§ **What is needed**: Find the lines with the string "Showdown" and return them.

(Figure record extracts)
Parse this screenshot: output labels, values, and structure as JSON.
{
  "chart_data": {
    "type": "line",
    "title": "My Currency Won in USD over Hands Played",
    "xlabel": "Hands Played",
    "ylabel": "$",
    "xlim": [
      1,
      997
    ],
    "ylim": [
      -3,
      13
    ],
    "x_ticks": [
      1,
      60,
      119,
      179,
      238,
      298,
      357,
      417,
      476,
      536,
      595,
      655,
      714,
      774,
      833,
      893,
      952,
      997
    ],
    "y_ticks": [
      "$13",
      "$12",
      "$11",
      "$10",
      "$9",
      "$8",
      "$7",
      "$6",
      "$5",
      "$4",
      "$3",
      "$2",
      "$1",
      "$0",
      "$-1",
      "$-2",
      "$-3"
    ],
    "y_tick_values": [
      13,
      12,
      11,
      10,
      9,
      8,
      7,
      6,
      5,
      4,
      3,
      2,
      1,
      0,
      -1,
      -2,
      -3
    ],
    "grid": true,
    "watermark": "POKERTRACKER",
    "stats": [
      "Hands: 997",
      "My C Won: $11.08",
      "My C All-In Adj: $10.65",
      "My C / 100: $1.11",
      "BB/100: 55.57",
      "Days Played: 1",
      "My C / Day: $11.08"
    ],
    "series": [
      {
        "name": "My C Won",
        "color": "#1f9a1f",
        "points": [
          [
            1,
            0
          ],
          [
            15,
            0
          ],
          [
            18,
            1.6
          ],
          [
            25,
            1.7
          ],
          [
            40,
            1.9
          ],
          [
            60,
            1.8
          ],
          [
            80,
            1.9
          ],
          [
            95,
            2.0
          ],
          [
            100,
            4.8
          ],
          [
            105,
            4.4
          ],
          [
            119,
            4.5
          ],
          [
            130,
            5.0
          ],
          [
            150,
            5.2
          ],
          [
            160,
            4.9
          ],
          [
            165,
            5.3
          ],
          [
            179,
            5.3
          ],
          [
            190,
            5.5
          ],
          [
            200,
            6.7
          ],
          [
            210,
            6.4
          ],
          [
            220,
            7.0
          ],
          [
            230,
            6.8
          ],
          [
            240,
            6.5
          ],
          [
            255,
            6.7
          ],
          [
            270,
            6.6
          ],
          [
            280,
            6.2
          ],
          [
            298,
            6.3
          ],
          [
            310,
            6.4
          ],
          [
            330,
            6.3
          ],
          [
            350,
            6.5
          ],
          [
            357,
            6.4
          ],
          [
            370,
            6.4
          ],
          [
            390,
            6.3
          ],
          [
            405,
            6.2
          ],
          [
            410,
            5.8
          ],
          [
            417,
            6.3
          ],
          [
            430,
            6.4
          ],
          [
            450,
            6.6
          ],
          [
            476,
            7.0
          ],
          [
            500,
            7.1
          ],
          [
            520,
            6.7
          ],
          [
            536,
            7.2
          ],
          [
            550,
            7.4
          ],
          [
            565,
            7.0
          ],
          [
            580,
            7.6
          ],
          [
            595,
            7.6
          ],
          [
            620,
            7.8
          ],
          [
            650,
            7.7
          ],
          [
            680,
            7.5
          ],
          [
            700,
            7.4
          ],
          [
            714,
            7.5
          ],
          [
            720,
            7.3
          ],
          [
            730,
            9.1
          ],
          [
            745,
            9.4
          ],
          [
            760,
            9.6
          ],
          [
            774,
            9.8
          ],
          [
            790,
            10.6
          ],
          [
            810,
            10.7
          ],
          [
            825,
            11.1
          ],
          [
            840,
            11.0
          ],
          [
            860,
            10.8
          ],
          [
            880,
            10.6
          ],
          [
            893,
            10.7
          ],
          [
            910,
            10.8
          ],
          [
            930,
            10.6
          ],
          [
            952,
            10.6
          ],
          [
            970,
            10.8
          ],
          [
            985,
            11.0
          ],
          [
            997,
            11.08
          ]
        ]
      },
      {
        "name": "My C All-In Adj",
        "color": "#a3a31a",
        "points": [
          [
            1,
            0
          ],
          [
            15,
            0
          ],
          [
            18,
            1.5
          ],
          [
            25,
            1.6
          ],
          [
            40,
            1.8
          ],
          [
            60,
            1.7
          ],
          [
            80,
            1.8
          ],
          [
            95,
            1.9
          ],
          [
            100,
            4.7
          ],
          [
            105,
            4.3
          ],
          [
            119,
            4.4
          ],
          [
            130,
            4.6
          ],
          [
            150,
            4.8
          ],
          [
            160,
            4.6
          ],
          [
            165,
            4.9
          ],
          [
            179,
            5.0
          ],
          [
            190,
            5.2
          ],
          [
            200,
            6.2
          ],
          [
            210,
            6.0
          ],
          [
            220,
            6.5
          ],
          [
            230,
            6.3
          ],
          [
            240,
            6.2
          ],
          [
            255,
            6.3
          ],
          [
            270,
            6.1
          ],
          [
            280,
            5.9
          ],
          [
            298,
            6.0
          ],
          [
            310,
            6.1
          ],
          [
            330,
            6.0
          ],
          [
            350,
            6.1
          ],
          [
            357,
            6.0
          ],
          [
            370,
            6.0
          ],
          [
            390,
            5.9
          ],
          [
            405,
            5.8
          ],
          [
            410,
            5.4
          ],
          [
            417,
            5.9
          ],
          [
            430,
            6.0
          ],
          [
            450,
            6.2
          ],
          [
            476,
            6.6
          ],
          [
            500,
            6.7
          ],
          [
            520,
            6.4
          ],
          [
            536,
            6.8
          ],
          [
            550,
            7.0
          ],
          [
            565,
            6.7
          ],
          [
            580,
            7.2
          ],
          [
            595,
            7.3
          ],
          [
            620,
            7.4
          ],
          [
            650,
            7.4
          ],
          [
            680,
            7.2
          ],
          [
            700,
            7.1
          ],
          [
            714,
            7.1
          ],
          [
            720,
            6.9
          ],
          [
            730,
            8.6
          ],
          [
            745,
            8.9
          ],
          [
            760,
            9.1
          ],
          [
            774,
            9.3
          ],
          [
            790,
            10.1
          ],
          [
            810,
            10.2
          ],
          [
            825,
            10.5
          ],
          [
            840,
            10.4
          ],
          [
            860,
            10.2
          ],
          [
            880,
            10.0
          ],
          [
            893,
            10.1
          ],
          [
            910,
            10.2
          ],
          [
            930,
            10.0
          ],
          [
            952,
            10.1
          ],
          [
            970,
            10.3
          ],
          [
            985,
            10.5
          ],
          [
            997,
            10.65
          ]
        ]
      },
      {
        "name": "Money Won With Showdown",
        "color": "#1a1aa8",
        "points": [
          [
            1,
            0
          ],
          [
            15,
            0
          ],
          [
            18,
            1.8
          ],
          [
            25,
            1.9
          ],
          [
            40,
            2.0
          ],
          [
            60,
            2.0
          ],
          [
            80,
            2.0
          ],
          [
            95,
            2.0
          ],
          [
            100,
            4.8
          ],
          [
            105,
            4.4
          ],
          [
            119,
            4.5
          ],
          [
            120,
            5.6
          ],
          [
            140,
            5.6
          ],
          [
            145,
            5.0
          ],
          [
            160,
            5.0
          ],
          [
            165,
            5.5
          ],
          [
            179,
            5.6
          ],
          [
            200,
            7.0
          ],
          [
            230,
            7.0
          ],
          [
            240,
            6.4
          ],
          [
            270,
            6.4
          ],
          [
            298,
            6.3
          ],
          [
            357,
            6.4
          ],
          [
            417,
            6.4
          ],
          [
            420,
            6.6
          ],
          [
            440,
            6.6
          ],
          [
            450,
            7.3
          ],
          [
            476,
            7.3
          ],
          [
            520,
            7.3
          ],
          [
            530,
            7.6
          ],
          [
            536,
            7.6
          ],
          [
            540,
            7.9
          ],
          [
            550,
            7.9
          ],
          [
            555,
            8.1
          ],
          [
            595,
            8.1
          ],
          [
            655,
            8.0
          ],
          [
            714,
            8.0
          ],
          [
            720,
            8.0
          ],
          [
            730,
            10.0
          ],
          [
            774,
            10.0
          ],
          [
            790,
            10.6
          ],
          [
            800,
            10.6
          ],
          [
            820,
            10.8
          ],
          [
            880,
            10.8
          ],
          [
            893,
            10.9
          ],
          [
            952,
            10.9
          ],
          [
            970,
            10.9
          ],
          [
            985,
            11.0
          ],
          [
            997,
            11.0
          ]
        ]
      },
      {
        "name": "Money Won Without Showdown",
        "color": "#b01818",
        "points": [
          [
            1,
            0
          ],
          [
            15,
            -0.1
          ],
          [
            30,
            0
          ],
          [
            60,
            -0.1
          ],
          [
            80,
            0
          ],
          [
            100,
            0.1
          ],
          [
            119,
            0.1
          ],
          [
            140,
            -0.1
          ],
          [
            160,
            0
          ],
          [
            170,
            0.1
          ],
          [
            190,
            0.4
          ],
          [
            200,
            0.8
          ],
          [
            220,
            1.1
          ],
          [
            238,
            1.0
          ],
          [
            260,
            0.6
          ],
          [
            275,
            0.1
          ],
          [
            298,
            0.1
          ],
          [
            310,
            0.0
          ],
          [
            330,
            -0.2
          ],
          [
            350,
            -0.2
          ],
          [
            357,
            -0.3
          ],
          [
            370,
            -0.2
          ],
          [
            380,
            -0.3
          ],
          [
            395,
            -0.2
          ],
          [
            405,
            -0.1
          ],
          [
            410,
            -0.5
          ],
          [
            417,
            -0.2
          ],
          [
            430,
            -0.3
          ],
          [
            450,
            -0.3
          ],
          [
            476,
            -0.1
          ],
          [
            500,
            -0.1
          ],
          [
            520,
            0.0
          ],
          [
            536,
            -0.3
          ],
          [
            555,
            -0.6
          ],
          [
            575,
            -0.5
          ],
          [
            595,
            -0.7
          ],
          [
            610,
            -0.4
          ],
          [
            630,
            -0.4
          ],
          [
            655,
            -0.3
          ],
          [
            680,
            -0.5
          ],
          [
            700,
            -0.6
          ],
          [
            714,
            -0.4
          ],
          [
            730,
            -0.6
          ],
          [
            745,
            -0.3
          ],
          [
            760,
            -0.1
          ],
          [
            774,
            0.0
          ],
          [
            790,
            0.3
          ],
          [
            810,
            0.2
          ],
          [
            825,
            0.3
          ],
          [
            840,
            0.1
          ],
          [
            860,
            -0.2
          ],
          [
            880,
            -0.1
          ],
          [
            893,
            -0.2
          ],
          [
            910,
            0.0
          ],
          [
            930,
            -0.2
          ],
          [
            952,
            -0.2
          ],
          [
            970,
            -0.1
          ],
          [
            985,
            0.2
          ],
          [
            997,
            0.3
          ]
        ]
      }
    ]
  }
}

§ **Solution to the problem**:
        "name": "Money Won With Showdown",
        "name": "Money Won Without Showdown",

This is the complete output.